--- Start MATERIAL FOR THIS TASK ---
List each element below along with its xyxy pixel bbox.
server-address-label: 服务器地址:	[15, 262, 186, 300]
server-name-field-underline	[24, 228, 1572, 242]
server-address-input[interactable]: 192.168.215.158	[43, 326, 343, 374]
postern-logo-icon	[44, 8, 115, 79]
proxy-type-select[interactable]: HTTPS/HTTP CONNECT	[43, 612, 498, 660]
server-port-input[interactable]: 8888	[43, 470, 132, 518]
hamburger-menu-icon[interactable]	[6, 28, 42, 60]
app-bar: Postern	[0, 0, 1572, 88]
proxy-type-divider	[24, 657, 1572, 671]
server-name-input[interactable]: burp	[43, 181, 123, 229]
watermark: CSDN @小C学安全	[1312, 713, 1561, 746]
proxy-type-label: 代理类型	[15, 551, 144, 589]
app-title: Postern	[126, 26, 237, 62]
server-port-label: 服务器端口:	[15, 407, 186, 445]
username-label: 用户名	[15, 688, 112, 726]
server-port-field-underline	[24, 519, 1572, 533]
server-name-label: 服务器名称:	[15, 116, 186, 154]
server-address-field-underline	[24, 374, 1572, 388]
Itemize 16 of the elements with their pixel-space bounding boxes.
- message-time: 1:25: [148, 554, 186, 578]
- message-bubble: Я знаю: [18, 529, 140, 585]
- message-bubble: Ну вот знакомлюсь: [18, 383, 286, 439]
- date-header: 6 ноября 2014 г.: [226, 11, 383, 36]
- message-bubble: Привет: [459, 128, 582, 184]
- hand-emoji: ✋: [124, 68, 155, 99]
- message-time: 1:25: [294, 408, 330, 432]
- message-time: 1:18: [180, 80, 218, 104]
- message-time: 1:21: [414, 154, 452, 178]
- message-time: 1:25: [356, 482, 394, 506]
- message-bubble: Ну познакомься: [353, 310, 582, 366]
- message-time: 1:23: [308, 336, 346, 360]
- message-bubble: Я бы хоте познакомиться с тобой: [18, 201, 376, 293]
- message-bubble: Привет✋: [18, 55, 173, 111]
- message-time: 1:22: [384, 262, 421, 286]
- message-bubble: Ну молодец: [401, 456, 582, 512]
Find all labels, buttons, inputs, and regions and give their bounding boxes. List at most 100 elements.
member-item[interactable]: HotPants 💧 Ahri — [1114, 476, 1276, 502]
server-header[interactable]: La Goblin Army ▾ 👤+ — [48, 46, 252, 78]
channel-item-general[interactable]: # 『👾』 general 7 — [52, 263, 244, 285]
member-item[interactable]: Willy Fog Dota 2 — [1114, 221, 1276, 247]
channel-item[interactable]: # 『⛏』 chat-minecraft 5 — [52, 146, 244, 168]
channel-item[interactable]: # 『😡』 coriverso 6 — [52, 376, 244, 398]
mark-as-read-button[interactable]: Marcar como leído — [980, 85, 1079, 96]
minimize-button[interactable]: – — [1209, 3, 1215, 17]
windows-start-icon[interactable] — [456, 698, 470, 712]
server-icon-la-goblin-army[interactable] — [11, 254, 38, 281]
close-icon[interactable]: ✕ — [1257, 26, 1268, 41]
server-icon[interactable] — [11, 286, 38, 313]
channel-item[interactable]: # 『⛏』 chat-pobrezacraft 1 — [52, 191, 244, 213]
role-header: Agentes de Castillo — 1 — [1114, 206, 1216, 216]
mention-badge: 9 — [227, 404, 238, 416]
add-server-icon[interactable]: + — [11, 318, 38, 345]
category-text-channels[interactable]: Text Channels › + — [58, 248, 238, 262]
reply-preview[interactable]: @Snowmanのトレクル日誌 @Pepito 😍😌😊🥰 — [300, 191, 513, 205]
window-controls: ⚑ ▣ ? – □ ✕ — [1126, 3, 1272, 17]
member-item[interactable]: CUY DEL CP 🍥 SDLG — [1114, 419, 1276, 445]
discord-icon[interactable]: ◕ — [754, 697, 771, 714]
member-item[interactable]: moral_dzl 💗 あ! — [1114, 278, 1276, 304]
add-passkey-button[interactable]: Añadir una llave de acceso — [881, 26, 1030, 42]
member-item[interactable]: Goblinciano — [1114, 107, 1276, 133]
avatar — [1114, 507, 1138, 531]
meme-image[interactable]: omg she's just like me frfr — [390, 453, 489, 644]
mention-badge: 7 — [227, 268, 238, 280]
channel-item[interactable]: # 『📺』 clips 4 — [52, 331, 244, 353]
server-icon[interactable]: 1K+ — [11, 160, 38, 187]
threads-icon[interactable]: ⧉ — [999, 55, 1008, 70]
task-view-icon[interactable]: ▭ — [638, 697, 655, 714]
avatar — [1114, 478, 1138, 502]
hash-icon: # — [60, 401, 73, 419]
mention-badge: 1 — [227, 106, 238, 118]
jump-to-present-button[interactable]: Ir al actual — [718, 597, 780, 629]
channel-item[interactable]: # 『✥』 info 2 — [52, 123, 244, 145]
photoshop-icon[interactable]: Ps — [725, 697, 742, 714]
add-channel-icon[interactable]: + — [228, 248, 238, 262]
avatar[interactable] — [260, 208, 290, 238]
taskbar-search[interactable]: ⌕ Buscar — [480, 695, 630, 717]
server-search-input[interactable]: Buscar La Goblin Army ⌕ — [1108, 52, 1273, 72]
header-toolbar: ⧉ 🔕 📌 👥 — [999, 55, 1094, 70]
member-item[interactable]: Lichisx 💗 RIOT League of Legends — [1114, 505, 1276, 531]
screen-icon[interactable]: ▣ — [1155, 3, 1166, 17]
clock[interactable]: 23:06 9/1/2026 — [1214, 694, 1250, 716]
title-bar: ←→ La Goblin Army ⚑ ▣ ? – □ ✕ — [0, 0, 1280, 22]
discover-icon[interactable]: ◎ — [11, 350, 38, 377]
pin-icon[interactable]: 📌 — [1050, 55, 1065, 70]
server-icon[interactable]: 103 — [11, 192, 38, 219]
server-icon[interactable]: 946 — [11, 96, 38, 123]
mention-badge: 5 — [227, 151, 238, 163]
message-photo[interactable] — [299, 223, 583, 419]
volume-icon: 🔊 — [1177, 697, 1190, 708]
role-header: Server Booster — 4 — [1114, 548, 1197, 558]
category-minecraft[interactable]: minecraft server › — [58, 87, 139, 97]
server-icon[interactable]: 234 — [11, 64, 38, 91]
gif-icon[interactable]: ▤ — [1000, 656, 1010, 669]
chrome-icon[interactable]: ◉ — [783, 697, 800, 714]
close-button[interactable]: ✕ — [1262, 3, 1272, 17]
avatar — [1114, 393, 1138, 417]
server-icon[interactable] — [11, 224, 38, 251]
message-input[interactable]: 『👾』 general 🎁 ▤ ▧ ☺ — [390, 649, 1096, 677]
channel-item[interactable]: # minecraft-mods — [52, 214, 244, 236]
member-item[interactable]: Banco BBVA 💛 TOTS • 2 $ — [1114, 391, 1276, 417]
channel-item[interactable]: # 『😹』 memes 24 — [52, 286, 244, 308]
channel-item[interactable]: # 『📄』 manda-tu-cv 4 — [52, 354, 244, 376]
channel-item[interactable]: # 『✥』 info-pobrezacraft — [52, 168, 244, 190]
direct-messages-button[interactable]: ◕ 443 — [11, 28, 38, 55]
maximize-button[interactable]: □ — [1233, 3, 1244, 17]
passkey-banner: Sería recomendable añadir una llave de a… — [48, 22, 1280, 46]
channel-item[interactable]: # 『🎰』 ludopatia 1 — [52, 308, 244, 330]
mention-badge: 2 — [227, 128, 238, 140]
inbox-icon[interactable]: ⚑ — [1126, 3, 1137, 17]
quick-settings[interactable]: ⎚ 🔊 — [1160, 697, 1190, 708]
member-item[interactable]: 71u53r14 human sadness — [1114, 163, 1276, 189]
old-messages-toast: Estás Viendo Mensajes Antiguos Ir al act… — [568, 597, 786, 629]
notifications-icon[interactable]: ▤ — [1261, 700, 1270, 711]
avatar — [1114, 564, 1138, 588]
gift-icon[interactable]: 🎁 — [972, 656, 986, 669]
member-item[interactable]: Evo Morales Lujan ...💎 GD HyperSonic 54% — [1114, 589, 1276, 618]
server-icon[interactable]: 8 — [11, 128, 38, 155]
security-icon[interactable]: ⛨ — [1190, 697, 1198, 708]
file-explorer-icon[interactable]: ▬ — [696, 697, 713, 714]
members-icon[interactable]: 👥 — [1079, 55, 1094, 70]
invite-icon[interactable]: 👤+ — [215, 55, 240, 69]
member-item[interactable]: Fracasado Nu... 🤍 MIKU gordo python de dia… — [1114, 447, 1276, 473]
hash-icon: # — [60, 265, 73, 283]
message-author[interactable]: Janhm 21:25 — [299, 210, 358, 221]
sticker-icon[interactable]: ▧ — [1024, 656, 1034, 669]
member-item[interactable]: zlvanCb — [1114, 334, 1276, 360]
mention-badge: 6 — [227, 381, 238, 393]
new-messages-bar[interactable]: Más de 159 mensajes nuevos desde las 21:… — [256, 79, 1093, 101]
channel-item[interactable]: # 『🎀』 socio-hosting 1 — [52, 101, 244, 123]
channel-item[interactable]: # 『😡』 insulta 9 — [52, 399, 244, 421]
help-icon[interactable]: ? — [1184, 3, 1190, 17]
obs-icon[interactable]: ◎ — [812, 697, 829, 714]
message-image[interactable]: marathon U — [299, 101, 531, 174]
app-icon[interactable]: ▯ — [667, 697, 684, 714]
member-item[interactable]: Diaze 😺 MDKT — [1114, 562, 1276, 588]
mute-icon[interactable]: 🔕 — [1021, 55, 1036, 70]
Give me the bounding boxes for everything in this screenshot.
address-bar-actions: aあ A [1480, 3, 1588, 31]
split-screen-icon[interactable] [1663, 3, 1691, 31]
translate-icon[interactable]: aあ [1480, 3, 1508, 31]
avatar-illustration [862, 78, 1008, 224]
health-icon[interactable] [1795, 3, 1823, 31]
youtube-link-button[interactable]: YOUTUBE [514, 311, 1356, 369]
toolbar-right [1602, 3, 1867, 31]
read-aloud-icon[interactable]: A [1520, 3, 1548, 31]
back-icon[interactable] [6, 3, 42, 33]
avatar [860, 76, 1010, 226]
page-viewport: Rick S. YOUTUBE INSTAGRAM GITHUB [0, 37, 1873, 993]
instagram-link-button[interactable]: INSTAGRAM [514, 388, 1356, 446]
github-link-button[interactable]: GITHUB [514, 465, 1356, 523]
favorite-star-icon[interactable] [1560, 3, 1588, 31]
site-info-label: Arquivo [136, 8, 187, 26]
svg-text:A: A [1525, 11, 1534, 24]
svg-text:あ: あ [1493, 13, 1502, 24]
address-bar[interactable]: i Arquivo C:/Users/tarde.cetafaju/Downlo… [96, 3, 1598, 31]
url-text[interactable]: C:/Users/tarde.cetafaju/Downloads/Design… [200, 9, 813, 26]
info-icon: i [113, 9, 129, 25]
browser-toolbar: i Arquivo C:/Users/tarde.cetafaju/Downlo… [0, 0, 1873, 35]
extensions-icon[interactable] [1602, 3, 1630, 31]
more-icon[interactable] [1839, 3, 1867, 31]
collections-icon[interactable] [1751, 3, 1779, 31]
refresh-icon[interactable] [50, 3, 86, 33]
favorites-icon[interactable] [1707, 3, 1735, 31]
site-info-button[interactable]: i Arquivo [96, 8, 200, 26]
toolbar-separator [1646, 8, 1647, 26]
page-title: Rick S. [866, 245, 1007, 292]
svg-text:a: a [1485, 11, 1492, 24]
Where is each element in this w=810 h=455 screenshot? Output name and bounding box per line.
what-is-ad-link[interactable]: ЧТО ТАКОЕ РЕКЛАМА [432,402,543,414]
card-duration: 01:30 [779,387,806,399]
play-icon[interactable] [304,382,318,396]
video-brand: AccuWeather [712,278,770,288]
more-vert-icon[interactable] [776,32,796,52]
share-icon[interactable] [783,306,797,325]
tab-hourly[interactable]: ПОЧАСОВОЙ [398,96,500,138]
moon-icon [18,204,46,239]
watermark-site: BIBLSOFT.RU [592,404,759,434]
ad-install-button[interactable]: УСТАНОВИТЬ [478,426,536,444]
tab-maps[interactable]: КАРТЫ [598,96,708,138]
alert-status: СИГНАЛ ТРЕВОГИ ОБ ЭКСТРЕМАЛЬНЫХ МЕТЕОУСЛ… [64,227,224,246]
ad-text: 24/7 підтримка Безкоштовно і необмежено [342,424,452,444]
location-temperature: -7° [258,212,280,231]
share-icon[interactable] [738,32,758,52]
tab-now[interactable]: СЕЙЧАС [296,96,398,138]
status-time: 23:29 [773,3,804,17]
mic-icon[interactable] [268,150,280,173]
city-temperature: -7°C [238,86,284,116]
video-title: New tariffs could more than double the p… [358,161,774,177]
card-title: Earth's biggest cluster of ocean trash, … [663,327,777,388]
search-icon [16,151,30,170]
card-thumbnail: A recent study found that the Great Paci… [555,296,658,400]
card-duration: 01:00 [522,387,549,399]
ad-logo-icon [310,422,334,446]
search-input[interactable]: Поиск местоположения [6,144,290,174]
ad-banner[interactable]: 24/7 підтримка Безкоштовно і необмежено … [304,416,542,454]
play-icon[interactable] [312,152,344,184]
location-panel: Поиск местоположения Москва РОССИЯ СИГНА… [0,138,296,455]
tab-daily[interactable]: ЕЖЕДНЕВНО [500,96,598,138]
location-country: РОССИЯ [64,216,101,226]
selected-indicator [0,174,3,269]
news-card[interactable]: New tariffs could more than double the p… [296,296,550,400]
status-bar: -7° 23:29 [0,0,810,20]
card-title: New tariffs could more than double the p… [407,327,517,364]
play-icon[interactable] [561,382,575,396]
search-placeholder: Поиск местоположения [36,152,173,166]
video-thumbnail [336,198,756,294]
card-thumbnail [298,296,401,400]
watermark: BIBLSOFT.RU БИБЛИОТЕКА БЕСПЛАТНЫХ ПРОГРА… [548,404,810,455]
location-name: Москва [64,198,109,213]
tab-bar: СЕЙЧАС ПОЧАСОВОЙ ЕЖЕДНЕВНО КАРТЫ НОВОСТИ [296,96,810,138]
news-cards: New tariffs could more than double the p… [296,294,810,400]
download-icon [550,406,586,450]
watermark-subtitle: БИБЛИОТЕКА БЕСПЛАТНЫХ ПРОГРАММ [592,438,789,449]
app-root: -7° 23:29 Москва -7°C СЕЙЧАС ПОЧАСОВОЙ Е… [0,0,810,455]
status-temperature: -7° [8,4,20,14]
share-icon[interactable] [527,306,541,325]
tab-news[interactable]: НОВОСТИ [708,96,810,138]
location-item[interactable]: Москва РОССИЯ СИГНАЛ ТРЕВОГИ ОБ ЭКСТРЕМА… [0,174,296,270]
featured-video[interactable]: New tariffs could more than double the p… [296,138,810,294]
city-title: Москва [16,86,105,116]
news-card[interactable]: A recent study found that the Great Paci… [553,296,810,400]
--- End MATERIAL FOR THIS TASK ---
> SET TASK
From the top of the records through the line that contains "- message-bubble: Ну вот", write the lines out again with "underline" changed to "border" wherever it occurs, leaving everything else unchanged.

> SOLUTION TO THE EXERCISE
List each element below along with its xyxy pixel bbox.
server-address-label: 服务器地址:	[15, 262, 186, 300]
server-name-field-border	[24, 228, 1572, 242]
server-address-input[interactable]: 192.168.215.158	[43, 326, 343, 374]
postern-logo-icon	[44, 8, 115, 79]
proxy-type-select[interactable]: HTTPS/HTTP CONNECT	[43, 612, 498, 660]
server-port-input[interactable]: 8888	[43, 470, 132, 518]
hamburger-menu-icon[interactable]	[6, 28, 42, 60]
app-bar: Postern	[0, 0, 1572, 88]
proxy-type-divider	[24, 657, 1572, 671]
server-name-input[interactable]: burp	[43, 181, 123, 229]
watermark: CSDN @小C学安全	[1312, 713, 1561, 746]
proxy-type-label: 代理类型	[15, 551, 144, 589]
app-title: Postern	[126, 26, 237, 62]
server-port-label: 服务器端口:	[15, 407, 186, 445]
username-label: 用户名	[15, 688, 112, 726]
server-port-field-border	[24, 519, 1572, 533]
server-name-label: 服务器名称:	[15, 116, 186, 154]
server-address-field-border	[24, 374, 1572, 388]
Itemize 16 of the elements with their pixel-space bounding boxes.
- message-time: 1:25: [148, 554, 186, 578]
- message-bubble: Я знаю: [18, 529, 140, 585]
- message-bubble: Ну вот знакомлюсь: [18, 383, 286, 439]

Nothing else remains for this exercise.